RECORDS SHOWN:

————————

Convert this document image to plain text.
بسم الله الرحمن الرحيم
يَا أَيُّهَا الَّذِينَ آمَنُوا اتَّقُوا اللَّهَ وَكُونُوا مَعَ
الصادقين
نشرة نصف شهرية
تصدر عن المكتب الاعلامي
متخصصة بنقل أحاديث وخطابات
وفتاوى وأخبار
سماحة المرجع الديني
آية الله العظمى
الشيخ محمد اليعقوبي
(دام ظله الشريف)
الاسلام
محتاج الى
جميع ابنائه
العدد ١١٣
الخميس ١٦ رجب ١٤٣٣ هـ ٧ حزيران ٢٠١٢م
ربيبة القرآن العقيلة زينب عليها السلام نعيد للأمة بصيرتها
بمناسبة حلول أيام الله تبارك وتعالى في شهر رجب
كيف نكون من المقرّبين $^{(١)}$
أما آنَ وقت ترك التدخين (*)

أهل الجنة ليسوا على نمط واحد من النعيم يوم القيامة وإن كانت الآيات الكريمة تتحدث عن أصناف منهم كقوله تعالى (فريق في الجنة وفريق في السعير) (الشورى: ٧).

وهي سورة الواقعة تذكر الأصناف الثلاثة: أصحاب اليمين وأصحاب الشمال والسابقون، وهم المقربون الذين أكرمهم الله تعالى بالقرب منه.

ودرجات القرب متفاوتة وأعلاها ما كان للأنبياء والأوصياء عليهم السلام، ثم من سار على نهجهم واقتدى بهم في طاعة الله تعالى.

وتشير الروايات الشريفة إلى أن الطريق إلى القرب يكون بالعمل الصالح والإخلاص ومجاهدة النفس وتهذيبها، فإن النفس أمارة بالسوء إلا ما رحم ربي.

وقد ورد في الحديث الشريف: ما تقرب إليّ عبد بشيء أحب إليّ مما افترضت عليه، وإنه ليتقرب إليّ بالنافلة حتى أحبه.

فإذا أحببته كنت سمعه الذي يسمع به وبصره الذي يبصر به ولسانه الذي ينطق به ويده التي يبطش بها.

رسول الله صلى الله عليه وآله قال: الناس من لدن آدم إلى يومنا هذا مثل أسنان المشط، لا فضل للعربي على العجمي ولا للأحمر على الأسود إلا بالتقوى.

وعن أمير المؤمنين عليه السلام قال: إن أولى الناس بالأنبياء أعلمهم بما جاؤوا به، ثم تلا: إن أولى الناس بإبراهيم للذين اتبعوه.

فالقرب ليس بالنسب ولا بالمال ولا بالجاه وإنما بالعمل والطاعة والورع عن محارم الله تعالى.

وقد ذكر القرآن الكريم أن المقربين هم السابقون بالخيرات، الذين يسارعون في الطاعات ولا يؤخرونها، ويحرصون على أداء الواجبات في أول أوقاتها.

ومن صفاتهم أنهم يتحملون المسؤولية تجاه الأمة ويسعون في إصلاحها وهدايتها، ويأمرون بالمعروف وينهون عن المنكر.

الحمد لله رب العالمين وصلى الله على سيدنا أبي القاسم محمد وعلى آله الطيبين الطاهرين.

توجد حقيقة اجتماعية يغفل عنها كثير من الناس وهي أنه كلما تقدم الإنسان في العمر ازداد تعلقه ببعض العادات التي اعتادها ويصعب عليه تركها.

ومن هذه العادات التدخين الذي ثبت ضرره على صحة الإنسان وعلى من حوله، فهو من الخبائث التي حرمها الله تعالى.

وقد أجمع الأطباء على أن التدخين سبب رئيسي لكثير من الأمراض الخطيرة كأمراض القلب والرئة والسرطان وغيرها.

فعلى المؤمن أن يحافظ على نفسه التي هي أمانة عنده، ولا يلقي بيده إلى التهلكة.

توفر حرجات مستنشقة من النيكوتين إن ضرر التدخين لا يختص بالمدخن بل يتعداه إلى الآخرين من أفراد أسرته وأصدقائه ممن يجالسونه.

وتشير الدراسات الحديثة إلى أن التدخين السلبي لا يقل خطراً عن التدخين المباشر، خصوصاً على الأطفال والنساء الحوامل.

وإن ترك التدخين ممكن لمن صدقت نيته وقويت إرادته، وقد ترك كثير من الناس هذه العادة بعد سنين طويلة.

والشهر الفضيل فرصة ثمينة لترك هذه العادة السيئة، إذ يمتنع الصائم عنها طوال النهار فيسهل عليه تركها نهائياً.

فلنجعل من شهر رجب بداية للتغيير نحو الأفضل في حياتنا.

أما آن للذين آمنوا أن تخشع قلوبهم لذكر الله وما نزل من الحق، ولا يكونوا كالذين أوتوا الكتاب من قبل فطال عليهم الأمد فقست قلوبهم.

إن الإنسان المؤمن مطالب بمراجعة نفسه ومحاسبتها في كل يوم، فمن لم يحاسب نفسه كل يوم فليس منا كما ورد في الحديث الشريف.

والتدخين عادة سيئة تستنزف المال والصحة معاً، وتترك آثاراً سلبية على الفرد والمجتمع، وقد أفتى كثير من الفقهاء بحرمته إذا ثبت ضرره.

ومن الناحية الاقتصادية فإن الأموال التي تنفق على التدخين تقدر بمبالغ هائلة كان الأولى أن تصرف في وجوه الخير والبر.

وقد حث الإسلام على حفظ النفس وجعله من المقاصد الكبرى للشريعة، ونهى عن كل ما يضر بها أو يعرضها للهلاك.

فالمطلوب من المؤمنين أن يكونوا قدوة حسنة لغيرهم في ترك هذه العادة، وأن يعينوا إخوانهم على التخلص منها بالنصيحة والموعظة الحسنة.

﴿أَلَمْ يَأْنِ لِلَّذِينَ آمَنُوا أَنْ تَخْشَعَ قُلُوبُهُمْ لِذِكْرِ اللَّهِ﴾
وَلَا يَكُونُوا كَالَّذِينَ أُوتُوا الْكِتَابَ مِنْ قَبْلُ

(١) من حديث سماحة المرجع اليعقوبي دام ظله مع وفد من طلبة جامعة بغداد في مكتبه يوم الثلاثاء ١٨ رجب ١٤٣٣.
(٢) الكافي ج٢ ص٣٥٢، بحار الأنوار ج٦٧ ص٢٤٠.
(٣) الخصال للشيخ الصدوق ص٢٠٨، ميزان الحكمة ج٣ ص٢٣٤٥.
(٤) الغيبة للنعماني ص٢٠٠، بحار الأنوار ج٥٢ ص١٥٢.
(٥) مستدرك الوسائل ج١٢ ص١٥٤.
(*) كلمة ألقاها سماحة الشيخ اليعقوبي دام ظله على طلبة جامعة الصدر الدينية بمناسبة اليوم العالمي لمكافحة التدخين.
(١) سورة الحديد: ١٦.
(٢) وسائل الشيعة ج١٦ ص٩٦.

————————

PROBLEM REQUIREMENTS:
In the listing above, find the lines holding the word "اليعقوبي" and copy them.

SOLUTION:
الشيخ محمد اليعقوبي
(١) من حديث سماحة المرجع اليعقوبي دام ظله مع وفد من طلبة جامعة بغداد في مكتبه يوم الثلاثاء ١٨ رجب ١٤٣٣.
(*) كلمة ألقاها سماحة الشيخ اليعقوبي دام ظله على طلبة جامعة الصدر الدينية بمناسبة اليوم العالمي لمكافحة التدخين.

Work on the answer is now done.